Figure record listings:
★ ★ ★ ★ ★ ★ ★
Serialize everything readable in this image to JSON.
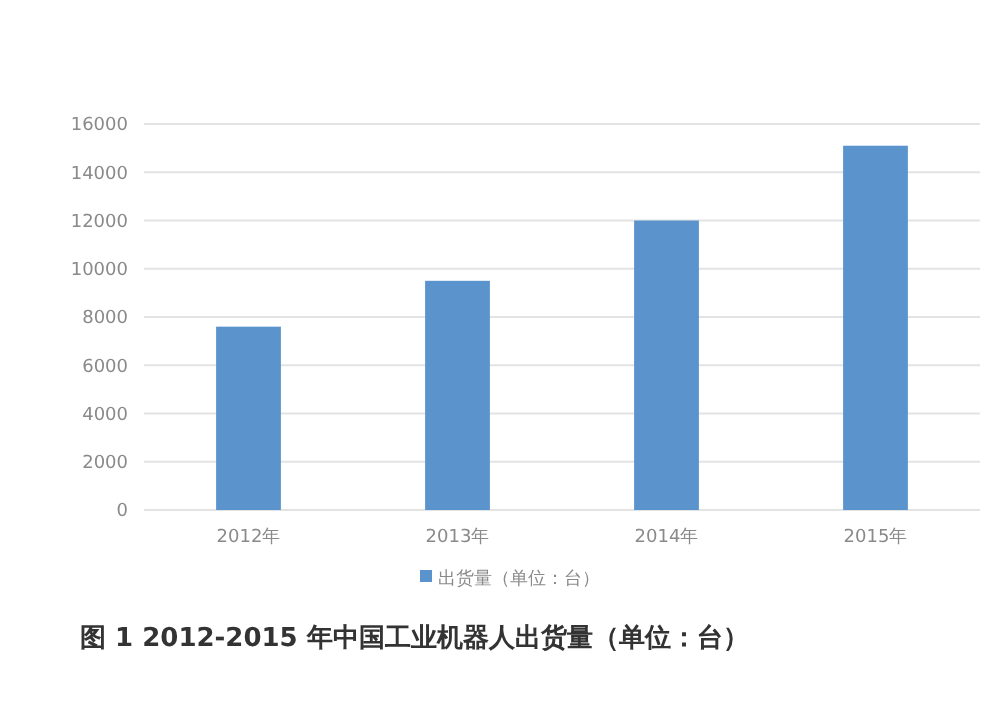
{
  "chart_data": {
    "type": "bar",
    "title": "图 1 2012-2015 年中国工业机器人出货量（单位：台）",
    "categories": [
      "2012年",
      "2013年",
      "2014年",
      "2015年"
    ],
    "series": [
      {
        "name": "出货量（单位：台）",
        "color": "#5b93cc",
        "values": [
          7600,
          9500,
          12000,
          15100
        ]
      }
    ],
    "ylim": [
      0,
      16000
    ],
    "yticks": [
      0,
      2000,
      4000,
      6000,
      8000,
      10000,
      12000,
      14000,
      16000
    ],
    "grid": "y",
    "legend": "bottom"
  }
}
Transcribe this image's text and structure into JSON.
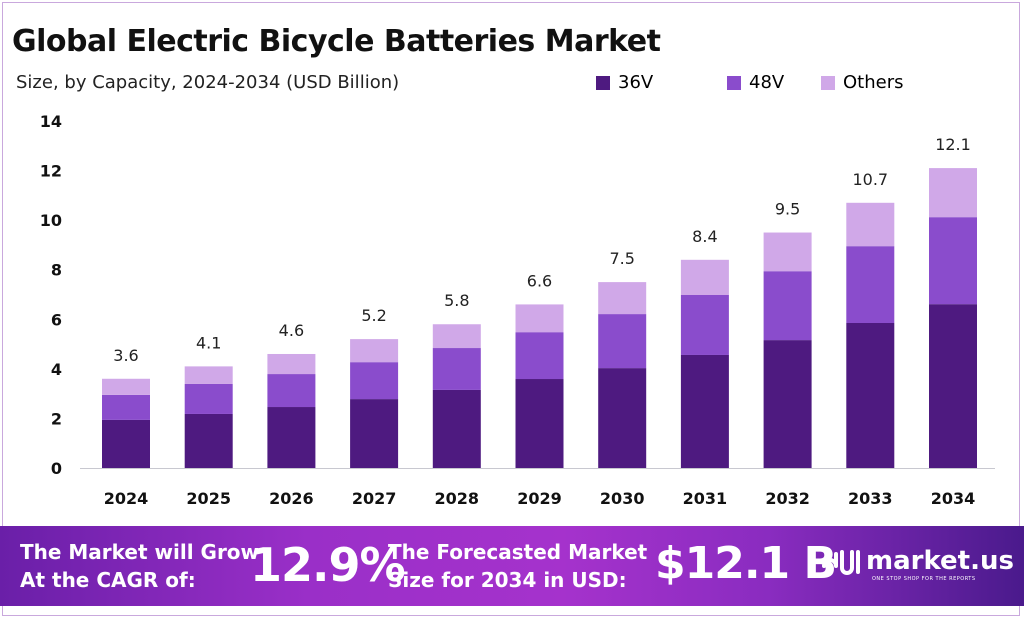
{
  "title": "Global Electric Bicycle Batteries Market",
  "subtitle": "Size, by Capacity, 2024-2034 (USD Billion)",
  "chart_data": {
    "type": "bar",
    "stacked": true,
    "title": "Global Electric Bicycle Batteries Market",
    "subtitle": "Size, by Capacity, 2024-2034 (USD Billion)",
    "categories": [
      "2024",
      "2025",
      "2026",
      "2027",
      "2028",
      "2029",
      "2030",
      "2031",
      "2032",
      "2033",
      "2034"
    ],
    "series": [
      {
        "name": "36V",
        "color": "#4e1a80",
        "values": [
          1.94,
          2.18,
          2.46,
          2.78,
          3.15,
          3.59,
          4.03,
          4.56,
          5.16,
          5.85,
          6.61
        ]
      },
      {
        "name": "48V",
        "color": "#8a4ccc",
        "values": [
          1.01,
          1.21,
          1.33,
          1.49,
          1.69,
          1.89,
          2.18,
          2.42,
          2.78,
          3.1,
          3.51
        ]
      },
      {
        "name": "Others",
        "color": "#d0a8e8",
        "values": [
          0.65,
          0.71,
          0.81,
          0.93,
          0.96,
          1.12,
          1.29,
          1.42,
          1.56,
          1.75,
          1.98
        ]
      }
    ],
    "totals": [
      "3.6",
      "4.1",
      "4.6",
      "5.2",
      "5.8",
      "6.6",
      "7.5",
      "8.4",
      "9.5",
      "10.7",
      "12.1"
    ],
    "ylim": [
      0,
      14
    ],
    "yticks": [
      "0",
      "2",
      "4",
      "6",
      "8",
      "10",
      "12",
      "14"
    ],
    "grid": false,
    "legend": "top-right"
  },
  "footer": {
    "cagr_label_1": "The Market will Grow",
    "cagr_label_2": "At the CAGR of:",
    "cagr_value": "12.9%",
    "forecast_label_1": "The Forecasted Market",
    "forecast_label_2": "Size for 2034 in USD:",
    "forecast_value": "$12.1 B",
    "logo_text": "market.us",
    "logo_tagline": "ONE STOP SHOP FOR THE REPORTS"
  }
}
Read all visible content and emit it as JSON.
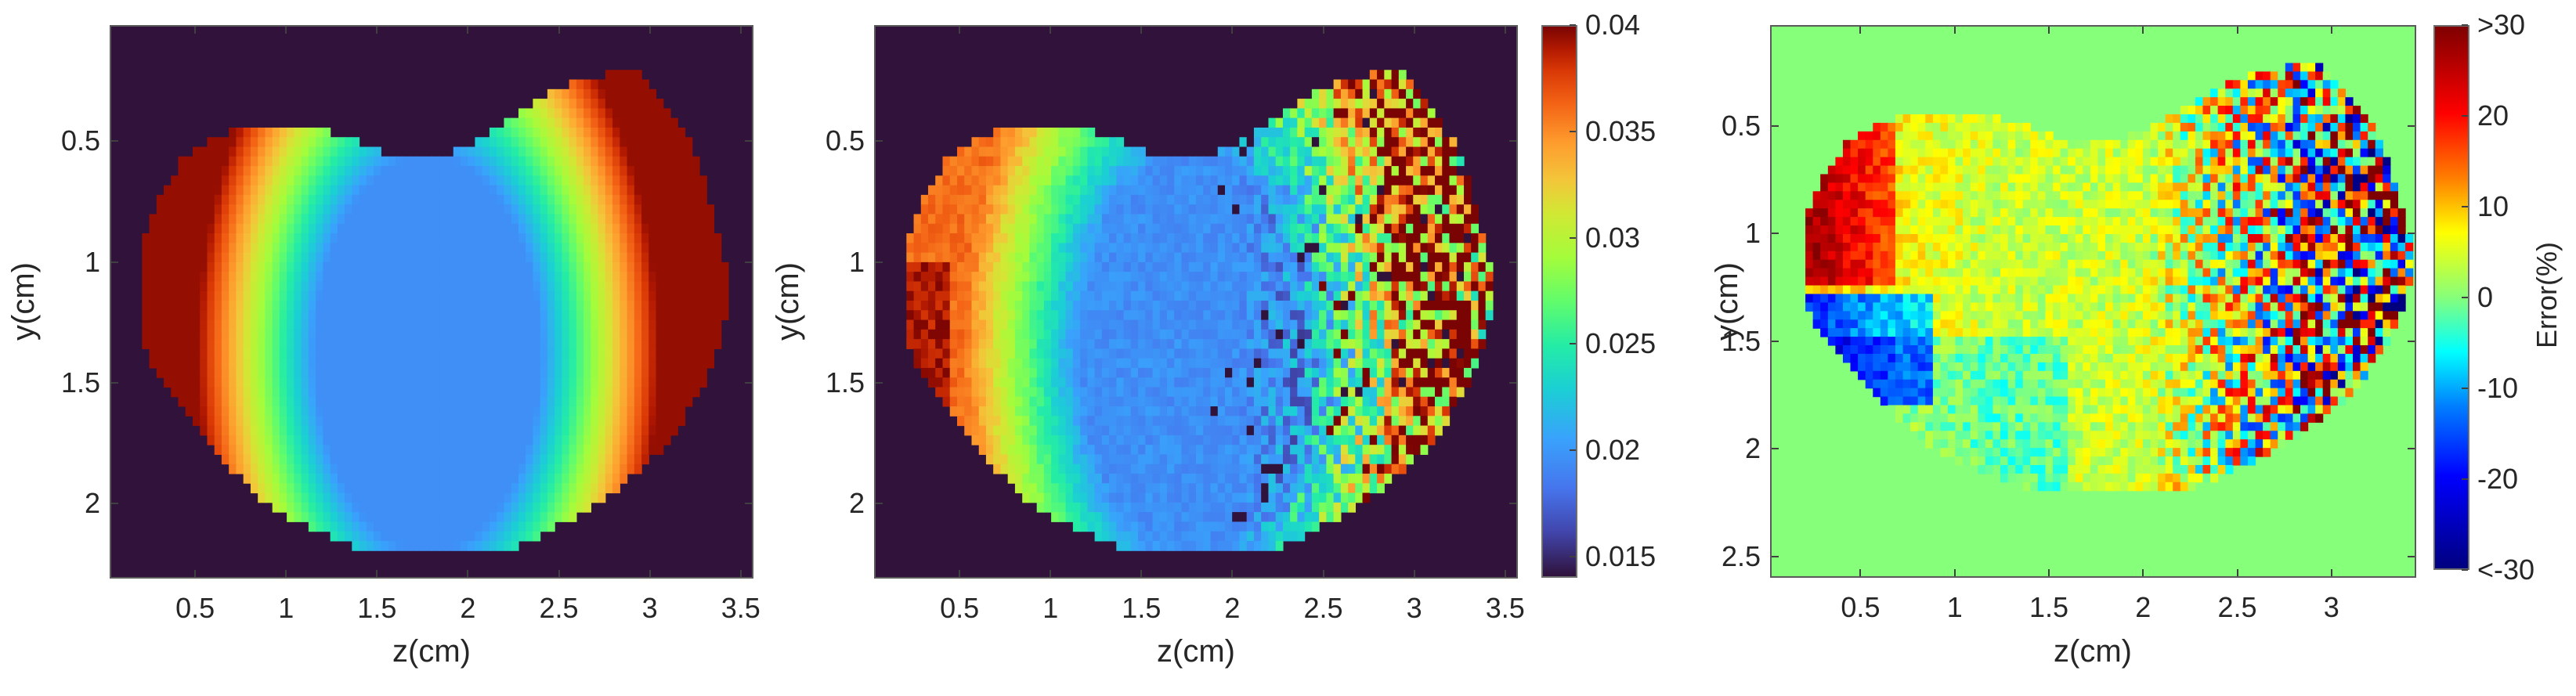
{
  "chart_data": [
    {
      "type": "heatmap",
      "title": "",
      "xlabel": "z(cm)",
      "ylabel": "y(cm)",
      "xlim": [
        0.03,
        3.57
      ],
      "ylim": [
        0.02,
        2.31
      ],
      "y_reversed": true,
      "xticks": [
        0.5,
        1,
        1.5,
        2,
        2.5,
        3,
        3.5
      ],
      "xtick_labels": [
        "0.5",
        "1",
        "1.5",
        "2",
        "2.5",
        "3",
        "3.5"
      ],
      "yticks": [
        0.5,
        1,
        1.5,
        2
      ],
      "ytick_labels": [
        "0.5",
        "1",
        "1.5",
        "2"
      ],
      "colormap": "turbo",
      "clim": [
        0.014,
        0.04
      ],
      "background_color": "#30123b",
      "description": "Ground-truth smooth map: ~0.0195 (blue) in central ellipse centered (z=1.75, y=1.35), rising radially to ~0.038-0.040 (dark red) at left and right edges of kidney/heart-shaped region",
      "field": {
        "kind": "radial",
        "center": [
          1.78,
          1.38
        ],
        "radii": [
          0.62,
          0.82
        ],
        "inner_value": 0.0195,
        "outer_value": 0.0395,
        "noise": 0
      },
      "colorbar": null
    },
    {
      "type": "heatmap",
      "title": "",
      "xlabel": "z(cm)",
      "ylabel": "y(cm)",
      "xlim": [
        0.03,
        3.57
      ],
      "ylim": [
        0.02,
        2.31
      ],
      "y_reversed": true,
      "xticks": [
        0.5,
        1,
        1.5,
        2,
        2.5,
        3,
        3.5
      ],
      "xtick_labels": [
        "0.5",
        "1",
        "1.5",
        "2",
        "2.5",
        "3",
        "3.5"
      ],
      "yticks": [
        0.5,
        1,
        1.5,
        2
      ],
      "ytick_labels": [
        "0.5",
        "1",
        "1.5",
        "2"
      ],
      "colormap": "turbo",
      "clim": [
        0.014,
        0.04
      ],
      "background_color": "#30123b",
      "description": "Reconstructed noisy map: blue ~0.019-0.021 centre-left, orange/red ~0.033-0.038 at far-left edge, increasingly noisy toward right (z>2.4) with many saturated dark-red (0.04) and dark pixels",
      "field": {
        "kind": "reconstructed",
        "center": [
          1.78,
          1.38
        ],
        "radii": [
          0.62,
          0.82
        ],
        "inner_value": 0.0195,
        "outer_value": 0.036,
        "noise_base": 0.0008,
        "noise_gain_start_z": 2.0,
        "noise_gain": 0.012
      },
      "colorbar": {
        "ticks": [
          0.015,
          0.02,
          0.025,
          0.03,
          0.035,
          0.04
        ],
        "tick_labels": [
          "0.015",
          "0.02",
          "0.025",
          "0.03",
          "0.035",
          "0.04"
        ],
        "label": ""
      }
    },
    {
      "type": "heatmap",
      "title": "",
      "xlabel": "z(cm)",
      "ylabel": "y(cm)",
      "xlim": [
        0.02,
        3.45
      ],
      "ylim": [
        0.03,
        2.6
      ],
      "y_reversed": true,
      "xticks": [
        0.5,
        1,
        1.5,
        2,
        2.5,
        3
      ],
      "xtick_labels": [
        "0.5",
        "1",
        "1.5",
        "2",
        "2.5",
        "3"
      ],
      "yticks": [
        0.5,
        1,
        1.5,
        2,
        2.5
      ],
      "ytick_labels": [
        "0.5",
        "1",
        "1.5",
        "2",
        "2.5"
      ],
      "colormap": "jet",
      "clim": [
        -30,
        30
      ],
      "background_color": "#86ff7a",
      "description": "Relative error (%) map: ~0-10% (yellow/green) across most of region, +15 to >30% (orange/dark red) at upper-left edge, -10 to <-30% (cyan/dark blue) near z=0.2,y=1.45, strongly noisy saturated +/- values for z>2.5",
      "field": {
        "kind": "error",
        "noise_base": 4,
        "noise_gain_start_z": 2.0,
        "noise_gain": 40
      },
      "colorbar": {
        "ticks": [
          -30,
          -20,
          -10,
          0,
          10,
          20,
          30
        ],
        "tick_labels": [
          "<-30",
          "-20",
          "-10",
          "0",
          "10",
          "20",
          ">30"
        ],
        "label": "Error(%)"
      }
    }
  ],
  "shape_boundary": {
    "note": "approximate mask outline in (z, y) cm, shared by all panels",
    "points": [
      [
        0.83,
        0.44
      ],
      [
        1.22,
        0.45
      ],
      [
        1.45,
        0.52
      ],
      [
        1.68,
        0.58
      ],
      [
        1.78,
        0.58
      ],
      [
        1.96,
        0.53
      ],
      [
        2.22,
        0.42
      ],
      [
        2.45,
        0.3
      ],
      [
        2.6,
        0.25
      ],
      [
        2.75,
        0.22
      ],
      [
        2.95,
        0.22
      ],
      [
        3.05,
        0.3
      ],
      [
        3.2,
        0.45
      ],
      [
        3.32,
        0.68
      ],
      [
        3.38,
        0.86
      ],
      [
        3.42,
        1.0
      ],
      [
        3.44,
        1.15
      ],
      [
        3.4,
        1.32
      ],
      [
        3.32,
        1.48
      ],
      [
        3.22,
        1.62
      ],
      [
        3.08,
        1.78
      ],
      [
        2.9,
        1.9
      ],
      [
        2.68,
        2.02
      ],
      [
        2.45,
        2.12
      ],
      [
        2.2,
        2.2
      ],
      [
        1.98,
        2.22
      ],
      [
        1.65,
        2.22
      ],
      [
        1.4,
        2.2
      ],
      [
        1.1,
        2.1
      ],
      [
        0.85,
        1.98
      ],
      [
        0.62,
        1.8
      ],
      [
        0.42,
        1.62
      ],
      [
        0.28,
        1.48
      ],
      [
        0.2,
        1.3
      ],
      [
        0.19,
        1.12
      ],
      [
        0.22,
        0.9
      ],
      [
        0.3,
        0.72
      ],
      [
        0.44,
        0.55
      ],
      [
        0.6,
        0.47
      ]
    ]
  },
  "grid_cell_cm": 0.04,
  "colors": {
    "axes_border": "#5a5a5a",
    "text": "#262626"
  }
}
★ ★ ★ ★ ★ ★ ★
◆ **Task details**:
Collect the lines of the records that include the string "this".

◆ **Completed task**:
Serialize everything readable in this image to JSON.
Transcribe this image's text and structure into JSON.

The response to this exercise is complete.